** Stored items **
..........

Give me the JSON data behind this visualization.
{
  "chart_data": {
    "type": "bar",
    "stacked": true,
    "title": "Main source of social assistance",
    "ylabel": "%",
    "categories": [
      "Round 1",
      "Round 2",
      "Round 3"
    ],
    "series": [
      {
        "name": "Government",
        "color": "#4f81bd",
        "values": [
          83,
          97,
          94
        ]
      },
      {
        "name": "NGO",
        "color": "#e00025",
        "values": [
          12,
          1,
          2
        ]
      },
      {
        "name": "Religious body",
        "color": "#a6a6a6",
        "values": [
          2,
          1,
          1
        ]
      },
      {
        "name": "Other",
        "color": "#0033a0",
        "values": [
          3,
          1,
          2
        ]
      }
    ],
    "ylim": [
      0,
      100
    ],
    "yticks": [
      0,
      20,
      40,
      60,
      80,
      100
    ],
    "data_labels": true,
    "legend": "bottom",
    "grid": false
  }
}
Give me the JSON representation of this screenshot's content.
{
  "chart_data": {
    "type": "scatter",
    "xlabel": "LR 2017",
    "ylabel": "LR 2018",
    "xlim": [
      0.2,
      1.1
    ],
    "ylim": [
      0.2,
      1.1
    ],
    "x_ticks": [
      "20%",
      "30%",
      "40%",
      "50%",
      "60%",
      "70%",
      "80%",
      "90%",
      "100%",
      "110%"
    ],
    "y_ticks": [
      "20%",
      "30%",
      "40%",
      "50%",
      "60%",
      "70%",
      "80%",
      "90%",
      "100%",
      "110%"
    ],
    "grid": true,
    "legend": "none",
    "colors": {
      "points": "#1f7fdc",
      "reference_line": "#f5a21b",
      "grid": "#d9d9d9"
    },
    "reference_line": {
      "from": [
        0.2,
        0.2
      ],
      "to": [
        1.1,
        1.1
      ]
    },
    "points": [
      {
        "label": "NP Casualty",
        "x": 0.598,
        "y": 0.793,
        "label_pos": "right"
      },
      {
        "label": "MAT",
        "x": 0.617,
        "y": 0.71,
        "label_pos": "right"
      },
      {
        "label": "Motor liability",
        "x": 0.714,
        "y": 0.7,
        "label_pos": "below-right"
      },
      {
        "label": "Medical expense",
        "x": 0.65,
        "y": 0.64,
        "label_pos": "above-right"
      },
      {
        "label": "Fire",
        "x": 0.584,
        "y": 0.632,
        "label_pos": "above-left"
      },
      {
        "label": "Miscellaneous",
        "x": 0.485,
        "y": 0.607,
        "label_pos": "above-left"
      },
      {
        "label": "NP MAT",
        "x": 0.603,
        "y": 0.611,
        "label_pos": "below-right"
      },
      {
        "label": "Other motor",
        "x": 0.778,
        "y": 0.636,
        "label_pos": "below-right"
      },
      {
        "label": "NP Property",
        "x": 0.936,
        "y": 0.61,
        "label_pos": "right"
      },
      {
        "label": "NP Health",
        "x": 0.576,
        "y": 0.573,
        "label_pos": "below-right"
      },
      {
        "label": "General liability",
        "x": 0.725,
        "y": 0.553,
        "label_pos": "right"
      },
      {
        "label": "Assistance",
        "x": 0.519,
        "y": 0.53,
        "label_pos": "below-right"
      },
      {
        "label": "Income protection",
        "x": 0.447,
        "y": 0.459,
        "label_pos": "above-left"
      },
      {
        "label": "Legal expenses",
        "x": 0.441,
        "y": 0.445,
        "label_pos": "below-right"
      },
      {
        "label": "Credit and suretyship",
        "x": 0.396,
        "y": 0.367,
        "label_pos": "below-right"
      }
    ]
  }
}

..........

** EXERCISE OBJECTIVE **
Please output the complete data exactly.

** RESPONSE BELOW **
Give me the JSON data behind this visualization.
{
  "chart_data": {
    "type": "bar",
    "stacked": true,
    "title": "Main source of social assistance",
    "ylabel": "%",
    "categories": [
      "Round 1",
      "Round 2",
      "Round 3"
    ],
    "series": [
      {
        "name": "Government",
        "color": "#4f81bd",
        "values": [
          83,
          97,
          94
        ]
      },
      {
        "name": "NGO",
        "color": "#e00025",
        "values": [
          12,
          1,
          2
        ]
      },
      {
        "name": "Religious body",
        "color": "#a6a6a6",
        "values": [
          2,
          1,
          1
        ]
      },
      {
        "name": "Other",
        "color": "#0033a0",
        "values": [
          3,
          1,
          2
        ]
      }
    ],
    "ylim": [
      0,
      100
    ],
    "yticks": [
      0,
      20,
      40,
      60,
      80,
      100
    ],
    "data_labels": true,
    "legend": "bottom",
    "grid": false
  }
}
Give me the JSON representation of this screenshot's content.
{
  "chart_data": {
    "type": "scatter",
    "xlabel": "LR 2017",
    "ylabel": "LR 2018",
    "xlim": [
      0.2,
      1.1
    ],
    "ylim": [
      0.2,
      1.1
    ],
    "x_ticks": [
      "20%",
      "30%",
      "40%",
      "50%",
      "60%",
      "70%",
      "80%",
      "90%",
      "100%",
      "110%"
    ],
    "y_ticks": [
      "20%",
      "30%",
      "40%",
      "50%",
      "60%",
      "70%",
      "80%",
      "90%",
      "100%",
      "110%"
    ],
    "grid": true,
    "legend": "none",
    "colors": {
      "points": "#1f7fdc",
      "reference_line": "#f5a21b",
      "grid": "#d9d9d9"
    },
    "reference_line": {
      "from": [
        0.2,
        0.2
      ],
      "to": [
        1.1,
        1.1
      ]
    },
    "points": [
      {
        "label": "NP Casualty",
        "x": 0.598,
        "y": 0.793,
        "label_pos": "right"
      },
      {
        "label": "MAT",
        "x": 0.617,
        "y": 0.71,
        "label_pos": "right"
      },
      {
        "label": "Motor liability",
        "x": 0.714,
        "y": 0.7,
        "label_pos": "below-right"
      },
      {
        "label": "Medical expense",
        "x": 0.65,
        "y": 0.64,
        "label_pos": "above-right"
      },
      {
        "label": "Fire",
        "x": 0.584,
        "y": 0.632,
        "label_pos": "above-left"
      },
      {
        "label": "Miscellaneous",
        "x": 0.485,
        "y": 0.607,
        "label_pos": "above-left"
      },
      {
        "label": "NP MAT",
        "x": 0.603,
        "y": 0.611,
        "label_pos": "below-right"
      },
      {
        "label": "Other motor",
        "x": 0.778,
        "y": 0.636,
        "label_pos": "below-right"
      },
      {
        "label": "NP Property",
        "x": 0.936,
        "y": 0.61,
        "label_pos": "right"
      },
      {
        "label": "NP Health",
        "x": 0.576,
        "y": 0.573,
        "label_pos": "below-right"
      },
      {
        "label": "General liability",
        "x": 0.725,
        "y": 0.553,
        "label_pos": "right"
      },
      {
        "label": "Assistance",
        "x": 0.519,
        "y": 0.53,
        "label_pos": "below-right"
      },
      {
        "label": "Income protection",
        "x": 0.447,
        "y": 0.459,
        "label_pos": "above-left"
      },
      {
        "label": "Legal expenses",
        "x": 0.441,
        "y": 0.445,
        "label_pos": "below-right"
      },
      {
        "label": "Credit and suretyship",
        "x": 0.396,
        "y": 0.367,
        "label_pos": "below-right"
      }
    ]
  }
}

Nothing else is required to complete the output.